» **GIVEN TASK**: Return each line containing "ylabel".
BEGIN TASK DATA
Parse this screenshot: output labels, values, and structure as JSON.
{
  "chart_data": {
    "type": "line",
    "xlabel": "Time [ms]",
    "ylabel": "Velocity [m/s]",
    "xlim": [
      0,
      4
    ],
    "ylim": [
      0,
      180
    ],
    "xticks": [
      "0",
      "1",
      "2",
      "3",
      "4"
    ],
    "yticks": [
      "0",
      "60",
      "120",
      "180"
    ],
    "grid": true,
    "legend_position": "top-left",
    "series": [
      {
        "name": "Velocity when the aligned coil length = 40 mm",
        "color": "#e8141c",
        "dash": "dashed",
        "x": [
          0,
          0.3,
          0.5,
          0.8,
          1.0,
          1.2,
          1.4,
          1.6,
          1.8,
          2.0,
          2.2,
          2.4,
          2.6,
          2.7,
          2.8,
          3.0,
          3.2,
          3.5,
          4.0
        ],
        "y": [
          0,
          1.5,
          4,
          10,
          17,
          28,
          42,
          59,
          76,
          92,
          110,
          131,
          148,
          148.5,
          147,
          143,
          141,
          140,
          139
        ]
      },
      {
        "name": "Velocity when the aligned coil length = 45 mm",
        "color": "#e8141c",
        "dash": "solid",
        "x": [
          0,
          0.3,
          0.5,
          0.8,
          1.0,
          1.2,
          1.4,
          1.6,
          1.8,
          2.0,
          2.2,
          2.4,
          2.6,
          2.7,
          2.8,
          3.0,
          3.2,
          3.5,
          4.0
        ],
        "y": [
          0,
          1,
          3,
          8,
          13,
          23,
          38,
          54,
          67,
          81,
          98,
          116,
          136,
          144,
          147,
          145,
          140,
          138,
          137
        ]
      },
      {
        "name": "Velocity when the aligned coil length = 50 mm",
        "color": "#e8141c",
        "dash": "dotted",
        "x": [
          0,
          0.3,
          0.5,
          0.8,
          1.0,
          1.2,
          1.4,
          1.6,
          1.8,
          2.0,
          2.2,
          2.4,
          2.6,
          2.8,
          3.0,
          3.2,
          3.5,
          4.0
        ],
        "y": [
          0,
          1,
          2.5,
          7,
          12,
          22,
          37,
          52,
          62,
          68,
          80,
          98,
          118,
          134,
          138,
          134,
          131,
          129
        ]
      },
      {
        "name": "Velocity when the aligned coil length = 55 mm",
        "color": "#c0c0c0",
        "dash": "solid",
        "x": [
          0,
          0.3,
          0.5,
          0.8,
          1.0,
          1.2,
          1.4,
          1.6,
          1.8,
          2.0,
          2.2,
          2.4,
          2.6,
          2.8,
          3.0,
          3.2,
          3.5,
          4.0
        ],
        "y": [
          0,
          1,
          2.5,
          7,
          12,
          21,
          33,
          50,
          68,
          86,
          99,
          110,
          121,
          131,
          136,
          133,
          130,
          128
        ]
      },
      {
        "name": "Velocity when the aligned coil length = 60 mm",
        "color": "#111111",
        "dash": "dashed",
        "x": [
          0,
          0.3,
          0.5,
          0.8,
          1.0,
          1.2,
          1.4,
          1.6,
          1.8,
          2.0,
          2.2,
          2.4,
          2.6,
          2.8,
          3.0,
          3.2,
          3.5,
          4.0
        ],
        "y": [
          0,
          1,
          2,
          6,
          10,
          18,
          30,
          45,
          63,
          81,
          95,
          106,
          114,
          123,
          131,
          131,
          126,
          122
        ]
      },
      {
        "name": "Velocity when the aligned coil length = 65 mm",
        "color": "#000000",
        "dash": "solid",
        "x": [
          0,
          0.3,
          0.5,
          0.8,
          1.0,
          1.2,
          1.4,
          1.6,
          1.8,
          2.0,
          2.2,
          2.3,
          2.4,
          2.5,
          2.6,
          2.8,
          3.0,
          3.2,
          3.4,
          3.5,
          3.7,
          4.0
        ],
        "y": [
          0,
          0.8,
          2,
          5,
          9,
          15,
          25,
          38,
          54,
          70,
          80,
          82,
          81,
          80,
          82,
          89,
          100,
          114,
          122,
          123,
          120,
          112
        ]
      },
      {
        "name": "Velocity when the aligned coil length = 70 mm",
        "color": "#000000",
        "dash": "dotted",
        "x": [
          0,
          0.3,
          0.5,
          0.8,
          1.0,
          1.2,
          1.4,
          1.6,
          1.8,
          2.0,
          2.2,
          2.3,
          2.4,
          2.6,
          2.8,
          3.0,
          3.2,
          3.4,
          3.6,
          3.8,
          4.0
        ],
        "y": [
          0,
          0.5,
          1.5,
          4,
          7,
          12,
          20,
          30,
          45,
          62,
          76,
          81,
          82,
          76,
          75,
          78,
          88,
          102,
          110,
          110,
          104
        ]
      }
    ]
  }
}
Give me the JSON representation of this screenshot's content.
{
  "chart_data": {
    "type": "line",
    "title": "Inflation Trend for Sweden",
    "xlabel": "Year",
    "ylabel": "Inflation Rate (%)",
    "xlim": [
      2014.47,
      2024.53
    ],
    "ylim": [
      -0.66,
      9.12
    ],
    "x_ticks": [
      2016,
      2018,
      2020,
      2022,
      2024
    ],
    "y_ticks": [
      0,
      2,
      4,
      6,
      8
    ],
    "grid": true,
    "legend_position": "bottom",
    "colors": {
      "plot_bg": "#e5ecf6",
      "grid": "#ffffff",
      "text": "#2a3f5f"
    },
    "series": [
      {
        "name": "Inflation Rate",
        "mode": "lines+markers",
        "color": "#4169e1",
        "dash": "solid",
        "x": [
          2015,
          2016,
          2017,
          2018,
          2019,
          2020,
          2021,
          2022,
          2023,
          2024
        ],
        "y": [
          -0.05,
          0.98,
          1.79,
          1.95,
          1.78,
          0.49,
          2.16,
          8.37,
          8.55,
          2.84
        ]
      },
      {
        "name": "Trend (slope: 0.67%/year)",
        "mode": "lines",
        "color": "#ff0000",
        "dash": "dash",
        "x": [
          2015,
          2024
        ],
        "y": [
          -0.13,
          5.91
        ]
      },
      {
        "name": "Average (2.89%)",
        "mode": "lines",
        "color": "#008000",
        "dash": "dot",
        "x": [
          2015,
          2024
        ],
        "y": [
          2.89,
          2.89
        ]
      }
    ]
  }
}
END TASK DATA
» **RESPONSE**:
    "ylabel": "Velocity [m/s]",
    "ylabel": "Inflation Rate (%)",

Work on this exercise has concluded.